**** INPUT DATA ****

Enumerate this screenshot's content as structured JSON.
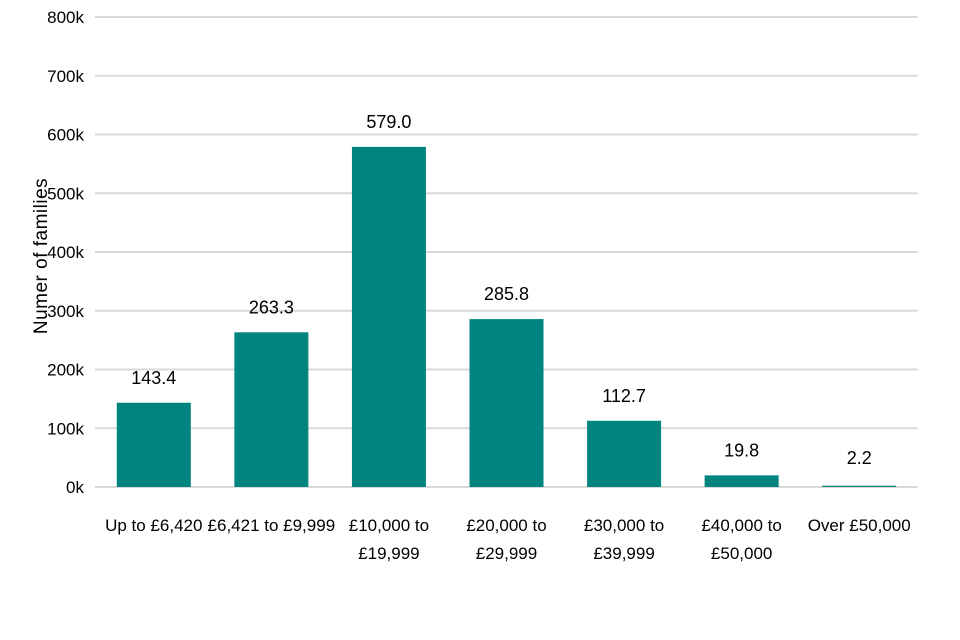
{
  "chart_data": {
    "type": "bar",
    "ylabel": "Numer of families",
    "ylim": [
      0,
      800
    ],
    "ytick_values": [
      0,
      100,
      200,
      300,
      400,
      500,
      600,
      700,
      800
    ],
    "ytick_labels": [
      "0k",
      "100k",
      "200k",
      "300k",
      "400k",
      "500k",
      "600k",
      "700k",
      "800k"
    ],
    "categories": [
      [
        "Up to £6,420"
      ],
      [
        "£6,421 to £9,999"
      ],
      [
        "£10,000 to",
        "£19,999"
      ],
      [
        "£20,000 to",
        "£29,999"
      ],
      [
        "£30,000 to",
        "£39,999"
      ],
      [
        "£40,000 to",
        "£50,000"
      ],
      [
        "Over £50,000"
      ]
    ],
    "values": [
      143.4,
      263.3,
      579.0,
      285.8,
      112.7,
      19.8,
      2.2
    ],
    "data_labels": [
      "143.4",
      "263.3",
      "579.0",
      "285.8",
      "112.7",
      "19.8",
      "2.2"
    ],
    "bar_color": "#00847f",
    "grid": true
  }
}
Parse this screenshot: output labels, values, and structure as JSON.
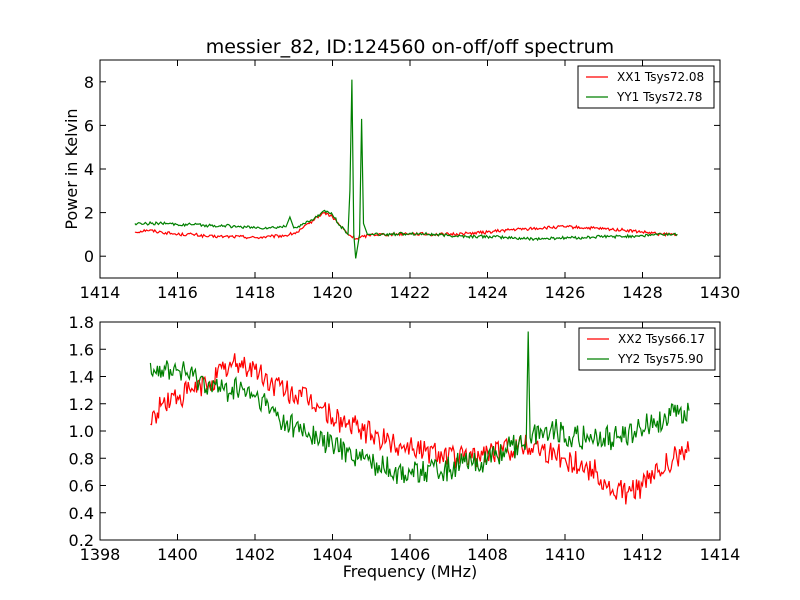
{
  "title": "messier_82, ID:124560 on-off/off spectrum",
  "colors": {
    "red": "#ff0000",
    "green": "#008000"
  },
  "chart_data": [
    {
      "type": "line",
      "ylabel": "Power in Kelvin",
      "xlabel": "",
      "xlim": [
        1414,
        1430
      ],
      "ylim": [
        -1,
        9
      ],
      "xticks": [
        1414,
        1416,
        1418,
        1420,
        1422,
        1424,
        1426,
        1428,
        1430
      ],
      "yticks": [
        0,
        2,
        4,
        6,
        8
      ],
      "legend_position": "top-right",
      "grid": false,
      "series": [
        {
          "name": "XX1 Tsys72.08",
          "color": "#ff0000",
          "x": [
            1414.9,
            1415.2,
            1415.6,
            1416.0,
            1416.4,
            1416.8,
            1417.2,
            1417.6,
            1418.0,
            1418.4,
            1418.8,
            1419.1,
            1419.4,
            1419.6,
            1419.8,
            1420.0,
            1420.2,
            1420.4,
            1420.6,
            1420.8,
            1421.0,
            1421.5,
            1422.0,
            1422.5,
            1423.0,
            1423.5,
            1424.0,
            1424.5,
            1425.0,
            1425.5,
            1426.0,
            1426.5,
            1427.0,
            1427.5,
            1428.0,
            1428.5,
            1428.9
          ],
          "y": [
            1.1,
            1.2,
            1.1,
            1.0,
            1.0,
            0.9,
            0.9,
            0.9,
            0.85,
            0.9,
            0.95,
            1.1,
            1.5,
            1.8,
            2.0,
            1.8,
            1.4,
            1.0,
            0.8,
            0.9,
            1.0,
            1.0,
            1.05,
            1.0,
            1.0,
            1.05,
            1.1,
            1.2,
            1.25,
            1.3,
            1.35,
            1.3,
            1.25,
            1.2,
            1.1,
            1.0,
            1.0
          ]
        },
        {
          "name": "YY1 Tsys72.78",
          "color": "#008000",
          "x": [
            1414.9,
            1415.2,
            1415.6,
            1416.0,
            1416.4,
            1416.8,
            1417.2,
            1417.6,
            1418.0,
            1418.4,
            1418.8,
            1418.9,
            1419.0,
            1419.3,
            1419.6,
            1419.8,
            1420.0,
            1420.2,
            1420.4,
            1420.45,
            1420.5,
            1420.55,
            1420.6,
            1420.7,
            1420.75,
            1420.8,
            1420.9,
            1421.0,
            1421.5,
            1422.0,
            1422.5,
            1423.0,
            1423.5,
            1424.0,
            1424.5,
            1425.0,
            1425.5,
            1426.0,
            1426.5,
            1427.0,
            1427.5,
            1428.0,
            1428.5,
            1428.9
          ],
          "y": [
            1.5,
            1.5,
            1.5,
            1.45,
            1.45,
            1.4,
            1.4,
            1.35,
            1.3,
            1.3,
            1.35,
            1.8,
            1.3,
            1.5,
            1.8,
            2.1,
            1.9,
            1.4,
            1.0,
            3.0,
            8.1,
            1.0,
            -0.1,
            1.0,
            6.3,
            1.5,
            1.0,
            1.0,
            1.0,
            1.05,
            1.0,
            0.95,
            0.9,
            0.9,
            0.85,
            0.8,
            0.8,
            0.85,
            0.85,
            0.9,
            0.9,
            0.95,
            1.0,
            1.0
          ]
        }
      ]
    },
    {
      "type": "line",
      "ylabel": "",
      "xlabel": "Frequency (MHz)",
      "xlim": [
        1398,
        1414
      ],
      "ylim": [
        0.2,
        1.8
      ],
      "xticks": [
        1398,
        1400,
        1402,
        1404,
        1406,
        1408,
        1410,
        1412,
        1414
      ],
      "yticks": [
        0.2,
        0.4,
        0.6,
        0.8,
        1.0,
        1.2,
        1.4,
        1.6,
        1.8
      ],
      "legend_position": "top-right",
      "grid": false,
      "series": [
        {
          "name": "XX2 Tsys66.17",
          "color": "#ff0000",
          "x": [
            1399.3,
            1399.6,
            1400.0,
            1400.4,
            1400.8,
            1401.2,
            1401.6,
            1402.0,
            1402.4,
            1402.8,
            1403.2,
            1403.6,
            1404.0,
            1404.4,
            1404.8,
            1405.2,
            1405.6,
            1406.0,
            1406.4,
            1406.8,
            1407.2,
            1407.6,
            1408.0,
            1408.4,
            1408.8,
            1409.2,
            1409.6,
            1410.0,
            1410.4,
            1410.8,
            1411.2,
            1411.6,
            1412.0,
            1412.4,
            1412.8,
            1413.2
          ],
          "y": [
            1.05,
            1.2,
            1.25,
            1.3,
            1.35,
            1.45,
            1.5,
            1.45,
            1.35,
            1.3,
            1.25,
            1.2,
            1.1,
            1.05,
            1.0,
            0.95,
            0.9,
            0.9,
            0.85,
            0.85,
            0.8,
            0.8,
            0.85,
            0.85,
            0.9,
            0.9,
            0.85,
            0.8,
            0.75,
            0.7,
            0.55,
            0.55,
            0.6,
            0.7,
            0.8,
            0.85
          ]
        },
        {
          "name": "YY2 Tsys75.90",
          "color": "#008000",
          "x": [
            1399.3,
            1399.6,
            1400.0,
            1400.4,
            1400.8,
            1401.2,
            1401.6,
            1402.0,
            1402.4,
            1402.8,
            1403.2,
            1403.6,
            1404.0,
            1404.4,
            1404.8,
            1405.2,
            1405.6,
            1406.0,
            1406.4,
            1406.8,
            1407.2,
            1407.6,
            1408.0,
            1408.4,
            1408.8,
            1409.0,
            1409.05,
            1409.1,
            1409.4,
            1409.8,
            1410.2,
            1410.6,
            1411.0,
            1411.4,
            1411.8,
            1412.2,
            1412.6,
            1413.2
          ],
          "y": [
            1.5,
            1.45,
            1.45,
            1.4,
            1.35,
            1.3,
            1.3,
            1.25,
            1.15,
            1.05,
            1.0,
            0.95,
            0.9,
            0.85,
            0.8,
            0.75,
            0.7,
            0.7,
            0.7,
            0.7,
            0.75,
            0.75,
            0.8,
            0.85,
            0.9,
            0.95,
            1.73,
            0.95,
            1.0,
            1.0,
            0.95,
            0.95,
            0.95,
            0.95,
            1.0,
            1.05,
            1.1,
            1.15
          ]
        }
      ]
    }
  ]
}
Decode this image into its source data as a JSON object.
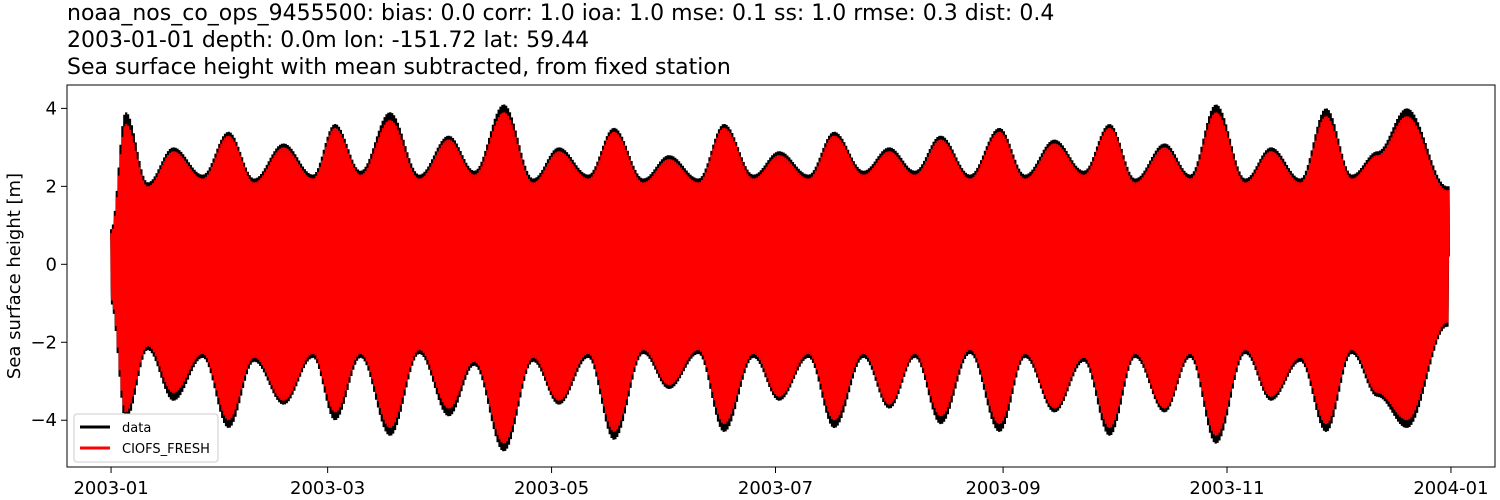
{
  "chart_data": {
    "type": "line",
    "title_lines": [
      "noaa_nos_co_ops_9455500: bias: 0.0  corr: 1.0  ioa: 1.0  mse: 0.1  ss: 1.0  rmse: 0.3  dist: 0.4",
      "2003-01-01 depth: 0.0m lon: -151.72 lat: 59.44",
      "Sea surface height with mean subtracted, from fixed station"
    ],
    "ylabel": "Sea surface height [m]",
    "xlabel": "",
    "xlim": [
      "2002-12-20",
      "2004-01-13"
    ],
    "ylim": [
      -5.2,
      4.6
    ],
    "x_ticks": [
      "2003-01",
      "2003-03",
      "2003-05",
      "2003-07",
      "2003-09",
      "2003-11",
      "2004-01"
    ],
    "y_ticks": [
      -4,
      -2,
      0,
      2,
      4
    ],
    "y_tick_labels": [
      "−4",
      "−2",
      "0",
      "2",
      "4"
    ],
    "legend_position": "lower-left",
    "series": [
      {
        "name": "data",
        "color": "#000000",
        "envelope": {
          "dates": [
            "2003-01-01",
            "2003-01-05",
            "2003-01-11",
            "2003-01-18",
            "2003-01-26",
            "2003-02-02",
            "2003-02-09",
            "2003-02-17",
            "2003-02-25",
            "2003-03-03",
            "2003-03-10",
            "2003-03-18",
            "2003-03-26",
            "2003-04-03",
            "2003-04-10",
            "2003-04-18",
            "2003-04-26",
            "2003-05-03",
            "2003-05-11",
            "2003-05-18",
            "2003-05-26",
            "2003-06-02",
            "2003-06-10",
            "2003-06-17",
            "2003-06-25",
            "2003-07-02",
            "2003-07-10",
            "2003-07-17",
            "2003-07-25",
            "2003-08-01",
            "2003-08-08",
            "2003-08-15",
            "2003-08-23",
            "2003-08-31",
            "2003-09-07",
            "2003-09-15",
            "2003-09-23",
            "2003-09-30",
            "2003-10-07",
            "2003-10-15",
            "2003-10-22",
            "2003-10-29",
            "2003-11-06",
            "2003-11-13",
            "2003-11-21",
            "2003-11-28",
            "2003-12-05",
            "2003-12-12",
            "2003-12-20",
            "2003-12-31"
          ],
          "high": [
            0.9,
            3.9,
            2.1,
            3.0,
            2.3,
            3.4,
            2.2,
            3.1,
            2.3,
            3.6,
            2.4,
            3.9,
            2.3,
            3.3,
            2.4,
            4.1,
            2.2,
            3.0,
            2.3,
            3.5,
            2.2,
            2.8,
            2.2,
            3.6,
            2.3,
            2.9,
            2.3,
            3.4,
            2.4,
            3.0,
            2.4,
            3.3,
            2.3,
            3.5,
            2.3,
            3.2,
            2.4,
            3.6,
            2.2,
            3.1,
            2.3,
            4.1,
            2.2,
            3.0,
            2.2,
            4.0,
            2.3,
            2.9,
            4.0,
            2.0
          ],
          "low": [
            -1.0,
            -4.0,
            -2.2,
            -3.5,
            -2.4,
            -4.2,
            -2.5,
            -3.6,
            -2.4,
            -4.0,
            -2.4,
            -4.4,
            -2.3,
            -3.9,
            -2.6,
            -4.8,
            -2.5,
            -3.6,
            -2.4,
            -4.5,
            -2.3,
            -3.2,
            -2.3,
            -4.3,
            -2.4,
            -3.5,
            -2.4,
            -4.2,
            -2.4,
            -3.7,
            -2.4,
            -4.1,
            -2.3,
            -4.3,
            -2.4,
            -3.8,
            -2.5,
            -4.4,
            -2.4,
            -3.8,
            -2.4,
            -4.6,
            -2.3,
            -3.5,
            -2.5,
            -4.3,
            -2.3,
            -3.4,
            -4.2,
            -1.6
          ]
        }
      },
      {
        "name": "CIOFS_FRESH",
        "color": "#ff0000",
        "envelope": {
          "dates": [
            "2003-01-01",
            "2003-01-05",
            "2003-01-11",
            "2003-01-18",
            "2003-01-26",
            "2003-02-02",
            "2003-02-09",
            "2003-02-17",
            "2003-02-25",
            "2003-03-03",
            "2003-03-10",
            "2003-03-18",
            "2003-03-26",
            "2003-04-03",
            "2003-04-10",
            "2003-04-18",
            "2003-04-26",
            "2003-05-03",
            "2003-05-11",
            "2003-05-18",
            "2003-05-26",
            "2003-06-02",
            "2003-06-10",
            "2003-06-17",
            "2003-06-25",
            "2003-07-02",
            "2003-07-10",
            "2003-07-17",
            "2003-07-25",
            "2003-08-01",
            "2003-08-08",
            "2003-08-15",
            "2003-08-23",
            "2003-08-31",
            "2003-09-07",
            "2003-09-15",
            "2003-09-23",
            "2003-09-30",
            "2003-10-07",
            "2003-10-15",
            "2003-10-22",
            "2003-10-29",
            "2003-11-06",
            "2003-11-13",
            "2003-11-21",
            "2003-11-28",
            "2003-12-05",
            "2003-12-12",
            "2003-12-20",
            "2003-12-31"
          ],
          "high": [
            0.8,
            3.6,
            2.0,
            2.9,
            2.2,
            3.3,
            2.1,
            3.0,
            2.2,
            3.5,
            2.3,
            3.7,
            2.2,
            3.2,
            2.3,
            3.9,
            2.1,
            2.9,
            2.2,
            3.4,
            2.1,
            2.7,
            2.1,
            3.5,
            2.2,
            2.8,
            2.2,
            3.3,
            2.3,
            2.9,
            2.3,
            3.2,
            2.2,
            3.4,
            2.2,
            3.1,
            2.3,
            3.5,
            2.1,
            3.0,
            2.2,
            3.9,
            2.1,
            2.9,
            2.1,
            3.8,
            2.2,
            2.8,
            3.8,
            1.9
          ],
          "low": [
            -0.9,
            -3.8,
            -2.1,
            -3.3,
            -2.3,
            -4.0,
            -2.4,
            -3.5,
            -2.3,
            -3.8,
            -2.3,
            -4.2,
            -2.2,
            -3.7,
            -2.5,
            -4.6,
            -2.4,
            -3.5,
            -2.3,
            -4.3,
            -2.2,
            -3.1,
            -2.2,
            -4.1,
            -2.3,
            -3.4,
            -2.3,
            -4.0,
            -2.3,
            -3.6,
            -2.3,
            -3.9,
            -2.2,
            -4.1,
            -2.3,
            -3.7,
            -2.4,
            -4.2,
            -2.3,
            -3.7,
            -2.3,
            -4.4,
            -2.2,
            -3.4,
            -2.4,
            -4.1,
            -2.2,
            -3.3,
            -4.0,
            -1.5
          ]
        }
      }
    ]
  }
}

****

## WHAT IS NEEDED
State how many lines in the records above contain the word "ylabel", giving only the number.

## COMPLETED TASK
4